FRAGMENT:
■ ■ ■ ■ ■

Oom Alfred was een van Hitlers trouwste generaals

Als historicus Bas von Benda-Beckmann deze twee woorden op pagina 608 van zijn nieuwe boek voor het eerst (en voor het laatst) gebruikt blijf ik er even aan haken. Niet omdat onduidelijk is over wie hij het heeft – het gaat om één van zijn hoofdpersonen – maar omdat dat ‘oom’ in combinatie met alleen een voornaam nabijheid en intimiteit suggereert. Dat schuurt, want oom Alfred is niet alleen de overleden echtgenoot van zijn tante Luise, het is óók een van de trouwste generaals van Adolf Hitler, Alfred Jodl. Een oorlogsmisdadiger. Jodl was één van de kopstukken van het nazi-regime die door het Neurenbergtribunaal ter dood werden veroordeeld, hij stierf in 1946 aan de strop.

Als kind was Bas von Benda-Beckmann (1976), zoon van een Nederlandse moeder en een Duitse vader, erg gesteld op zijn tante Luise, een zus van zijn opa van vaderskant. In december stuurde ze cadeautjes aan hem en zijn broertje. Eerst met kerst, later met Sinterklaas, nadat hun moeder haar had verteld over de Nederlandse sinterklaastraditie. Ze schreef er grappige rijmpjes bij en soms stuurde ze ook een tekening. ‘We zagen haar als een lieve, prettig gestoorde oudtante, die altijd met wat extra aandacht naar ons leek om te kijken’, schrijft hij in Het kleedje voor Hitler. Daarin vertelt hij het bijzondere verhaal van zijn Duitse familie en hoe die in de ban raakte van het nationaal-socialisme. Hoofdpersonen zijn vooral twee zussen van zijn grootvader: Luise, die dus verliefd werd op generaal Jodl en hem tot aan haar dood in 1998 bleef verdedigen, en Tini, die aanvankelijk lid werd van de NSDAP maar van gedachten veranderde toen ze verliefd werd op een Joodse arts. Als alleen zij twee zulke interessante levens hadden gehad dan was het misschien niet zo’n dik boek geworden. Maar de hele familie van de auteur blijkt een historische goudmijn. Geen wonder dat hij er een boek over wilde schrijven.

■ ■ ■ ■ ■

AANGELEVERD MATERIAAL:
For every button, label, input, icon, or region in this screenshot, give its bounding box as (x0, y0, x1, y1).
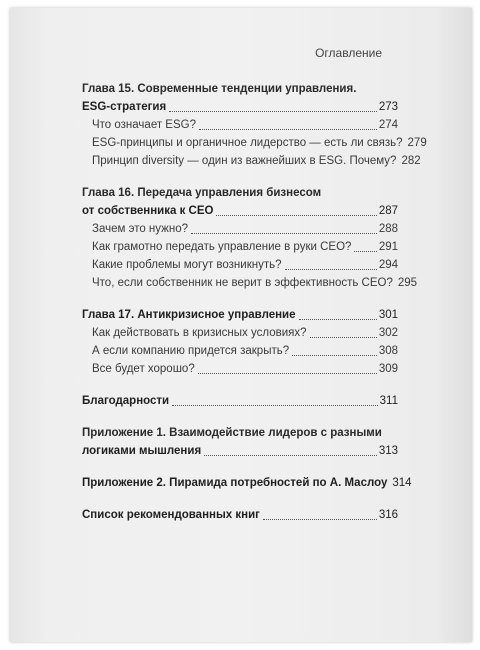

■ ■ ■ ■ ■

TAKENLIJST:
a) Op wie werd Tini volgens het fragment verliefd?
b) Zet het fragment over de Duitse familie van Bas von Benda-Beckmann voort na de laatste zin.

ANTWOORDEN OP VOLGORDE:
a) Tini werd verliefd op een Joodse arts.

b)
Systeem van identificatie

Het kleedje voor Hitler is een geslaagd voorbeeld van een familiegeschiedenis, een genre dat populair is bij uitgevers en lezers. Wat is het dat dit genre zo populair maakt en waarom is het boek van Bas von Benda-Beckmann er zo’n geslaagd voorbeeld van?

Het knappe aan het boek is dat de schrijver niet alleen het verhaal van zijn bijzondere familie vertelt, maar ook steeds vragen stelt die dat verhaal overstijgen. Zoals: wat is dat eigenlijk, een familie? ‘Familie is bovenal een systeem van identificatie’, antwoordt hij. Maar wie je tot je familie rekent is niet voor iedereen hetzelfde. Zelf komt Von Benda-Beckmann uit een adellijke familie. ‘Bij de adel is de kring van mensen die tot je familie worden gerekend doorgaans groter dan bij families uit de burgerlijke milieus, en die identificatie strekt zich ook sterker uit tot voorgaande generaties’, schrijft hij. ‘Adellijke families kunnen hun stamboom vaak tot meerdere eeuwen terug documenteren, met vrij precieze informatie over lang overleden voorouders.’

In een adellijke familie zoals die van de auteur is het ook de gewoonste zaak van de wereld dat de leden ervan hun herinneringen op schrift stellen en dat briefwisselingen worden bewaard. Tini en Luise groeiden op in een gezin van zeven kinderen, van wie er vijf dagboeken of memoires achterlieten. Ook in eerdere generaties waren er vlijtige schrijvers.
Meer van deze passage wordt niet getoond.